JOB.
Tally the lines below that contain the word "तरवर", and give only that number.
━━ PROVIDED MATERIAL ━━
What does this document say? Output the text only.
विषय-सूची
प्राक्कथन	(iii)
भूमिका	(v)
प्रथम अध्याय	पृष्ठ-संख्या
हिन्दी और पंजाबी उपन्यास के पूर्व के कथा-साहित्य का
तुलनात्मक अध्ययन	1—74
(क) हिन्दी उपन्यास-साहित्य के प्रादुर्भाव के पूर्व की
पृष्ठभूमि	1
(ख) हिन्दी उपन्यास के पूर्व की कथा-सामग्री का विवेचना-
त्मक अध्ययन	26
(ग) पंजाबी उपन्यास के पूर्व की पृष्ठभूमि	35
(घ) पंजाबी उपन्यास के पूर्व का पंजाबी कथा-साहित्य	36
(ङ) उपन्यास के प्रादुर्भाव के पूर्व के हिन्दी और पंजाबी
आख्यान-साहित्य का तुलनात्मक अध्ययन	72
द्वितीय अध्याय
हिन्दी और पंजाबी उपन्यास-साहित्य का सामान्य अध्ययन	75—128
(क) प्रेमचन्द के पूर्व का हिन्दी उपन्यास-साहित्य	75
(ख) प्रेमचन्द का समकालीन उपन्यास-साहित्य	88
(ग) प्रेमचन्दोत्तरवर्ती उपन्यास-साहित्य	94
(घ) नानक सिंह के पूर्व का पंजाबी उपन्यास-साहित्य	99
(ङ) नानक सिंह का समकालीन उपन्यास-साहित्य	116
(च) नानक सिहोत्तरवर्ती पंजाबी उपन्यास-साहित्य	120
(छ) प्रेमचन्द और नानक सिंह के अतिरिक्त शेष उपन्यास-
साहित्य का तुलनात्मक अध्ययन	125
━━━
RESULT OF THE TASK.
2